THE INPUT:
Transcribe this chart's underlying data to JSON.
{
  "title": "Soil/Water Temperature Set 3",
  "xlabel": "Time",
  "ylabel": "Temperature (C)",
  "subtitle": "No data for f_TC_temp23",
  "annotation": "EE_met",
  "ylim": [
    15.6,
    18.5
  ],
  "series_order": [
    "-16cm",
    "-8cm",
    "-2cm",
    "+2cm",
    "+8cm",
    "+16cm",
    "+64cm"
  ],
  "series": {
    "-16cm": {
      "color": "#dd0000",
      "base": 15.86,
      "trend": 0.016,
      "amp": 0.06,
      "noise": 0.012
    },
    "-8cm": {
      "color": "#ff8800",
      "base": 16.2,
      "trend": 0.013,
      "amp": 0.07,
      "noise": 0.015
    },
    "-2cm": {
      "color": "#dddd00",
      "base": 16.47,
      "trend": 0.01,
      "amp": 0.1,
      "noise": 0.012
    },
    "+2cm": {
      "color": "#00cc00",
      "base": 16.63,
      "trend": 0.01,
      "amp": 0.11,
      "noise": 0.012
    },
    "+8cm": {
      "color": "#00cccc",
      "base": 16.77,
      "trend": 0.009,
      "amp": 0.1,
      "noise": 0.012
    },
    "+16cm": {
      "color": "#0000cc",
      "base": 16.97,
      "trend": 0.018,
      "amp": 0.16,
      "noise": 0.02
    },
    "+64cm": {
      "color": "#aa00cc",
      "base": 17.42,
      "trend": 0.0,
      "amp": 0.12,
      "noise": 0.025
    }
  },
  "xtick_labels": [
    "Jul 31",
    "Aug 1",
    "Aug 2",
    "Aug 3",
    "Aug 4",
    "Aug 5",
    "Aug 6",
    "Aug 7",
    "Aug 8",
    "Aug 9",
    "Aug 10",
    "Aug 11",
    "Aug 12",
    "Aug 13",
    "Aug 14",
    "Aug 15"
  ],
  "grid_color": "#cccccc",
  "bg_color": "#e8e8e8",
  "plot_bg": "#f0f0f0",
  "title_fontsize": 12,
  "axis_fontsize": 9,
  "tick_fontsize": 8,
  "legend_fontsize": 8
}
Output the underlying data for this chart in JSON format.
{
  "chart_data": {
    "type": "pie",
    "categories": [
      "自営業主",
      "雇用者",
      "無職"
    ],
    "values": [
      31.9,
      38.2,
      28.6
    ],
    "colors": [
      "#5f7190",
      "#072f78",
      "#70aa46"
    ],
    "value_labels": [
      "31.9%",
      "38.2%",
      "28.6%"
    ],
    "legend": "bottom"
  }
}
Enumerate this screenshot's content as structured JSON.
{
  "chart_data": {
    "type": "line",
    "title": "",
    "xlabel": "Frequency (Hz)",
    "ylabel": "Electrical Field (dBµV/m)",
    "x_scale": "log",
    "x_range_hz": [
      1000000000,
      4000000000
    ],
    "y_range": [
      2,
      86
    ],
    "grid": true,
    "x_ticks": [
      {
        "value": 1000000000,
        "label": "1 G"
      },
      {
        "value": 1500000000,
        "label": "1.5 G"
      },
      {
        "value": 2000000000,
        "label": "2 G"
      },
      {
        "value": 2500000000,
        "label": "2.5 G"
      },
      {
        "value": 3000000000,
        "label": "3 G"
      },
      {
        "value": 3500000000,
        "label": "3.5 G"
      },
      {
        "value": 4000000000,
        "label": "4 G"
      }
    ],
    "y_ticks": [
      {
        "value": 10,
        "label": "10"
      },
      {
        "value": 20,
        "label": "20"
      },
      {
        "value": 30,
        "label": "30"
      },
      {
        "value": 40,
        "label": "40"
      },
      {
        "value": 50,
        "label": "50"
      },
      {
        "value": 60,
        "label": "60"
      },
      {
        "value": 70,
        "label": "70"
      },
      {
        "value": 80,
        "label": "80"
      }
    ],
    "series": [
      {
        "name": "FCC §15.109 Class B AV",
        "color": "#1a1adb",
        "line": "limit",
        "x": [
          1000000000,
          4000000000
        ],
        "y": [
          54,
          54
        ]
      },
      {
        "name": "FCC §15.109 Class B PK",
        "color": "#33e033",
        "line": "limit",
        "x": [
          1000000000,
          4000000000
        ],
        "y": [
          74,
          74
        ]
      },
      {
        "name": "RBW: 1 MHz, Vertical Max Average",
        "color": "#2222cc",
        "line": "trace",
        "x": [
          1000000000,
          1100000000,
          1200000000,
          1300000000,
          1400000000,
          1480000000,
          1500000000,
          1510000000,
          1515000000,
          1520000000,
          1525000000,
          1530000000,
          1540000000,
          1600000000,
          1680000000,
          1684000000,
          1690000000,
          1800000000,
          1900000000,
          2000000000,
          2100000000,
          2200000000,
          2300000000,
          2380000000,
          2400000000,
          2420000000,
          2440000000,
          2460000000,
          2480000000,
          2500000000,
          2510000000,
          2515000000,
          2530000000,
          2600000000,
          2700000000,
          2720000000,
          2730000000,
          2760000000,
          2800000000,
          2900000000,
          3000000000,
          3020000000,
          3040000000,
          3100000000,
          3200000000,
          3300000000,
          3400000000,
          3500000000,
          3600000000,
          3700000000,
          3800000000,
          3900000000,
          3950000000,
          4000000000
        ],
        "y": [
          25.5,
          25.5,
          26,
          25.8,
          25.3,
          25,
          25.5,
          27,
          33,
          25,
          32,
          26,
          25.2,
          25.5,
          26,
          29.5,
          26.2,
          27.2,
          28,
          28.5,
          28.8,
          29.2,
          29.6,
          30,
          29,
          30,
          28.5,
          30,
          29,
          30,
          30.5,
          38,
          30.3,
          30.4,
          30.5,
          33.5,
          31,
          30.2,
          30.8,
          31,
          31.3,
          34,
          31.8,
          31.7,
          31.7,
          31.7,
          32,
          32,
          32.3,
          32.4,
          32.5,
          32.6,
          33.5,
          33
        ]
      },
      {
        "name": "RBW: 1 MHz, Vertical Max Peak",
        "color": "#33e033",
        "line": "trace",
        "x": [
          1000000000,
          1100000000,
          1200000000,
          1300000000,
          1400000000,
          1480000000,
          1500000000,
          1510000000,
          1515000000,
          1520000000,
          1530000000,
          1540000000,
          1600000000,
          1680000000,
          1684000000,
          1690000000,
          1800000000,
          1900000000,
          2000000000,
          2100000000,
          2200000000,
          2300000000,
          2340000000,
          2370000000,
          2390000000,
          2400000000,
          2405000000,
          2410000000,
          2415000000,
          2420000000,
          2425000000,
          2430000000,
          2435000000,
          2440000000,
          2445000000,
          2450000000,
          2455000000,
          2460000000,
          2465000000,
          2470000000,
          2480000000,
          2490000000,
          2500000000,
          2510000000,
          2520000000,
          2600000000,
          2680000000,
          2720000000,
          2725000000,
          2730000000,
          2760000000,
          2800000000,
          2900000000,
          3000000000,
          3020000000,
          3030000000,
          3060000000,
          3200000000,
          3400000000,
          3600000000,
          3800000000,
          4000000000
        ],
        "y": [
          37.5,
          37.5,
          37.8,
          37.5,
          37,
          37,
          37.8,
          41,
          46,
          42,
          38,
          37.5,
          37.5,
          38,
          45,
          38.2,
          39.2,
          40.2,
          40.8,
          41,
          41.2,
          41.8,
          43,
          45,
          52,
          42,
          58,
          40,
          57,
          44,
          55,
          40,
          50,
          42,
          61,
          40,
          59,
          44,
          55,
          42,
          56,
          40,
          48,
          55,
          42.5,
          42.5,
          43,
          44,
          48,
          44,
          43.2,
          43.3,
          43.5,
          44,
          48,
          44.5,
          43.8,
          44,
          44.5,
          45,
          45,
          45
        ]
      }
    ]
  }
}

GIVEN EXERCISE:
Filter the entries and copy out every line with the word "underlying".

RIGHT ANSWER:
Transcribe this chart's underlying data to JSON.
Output the underlying data for this chart in JSON format.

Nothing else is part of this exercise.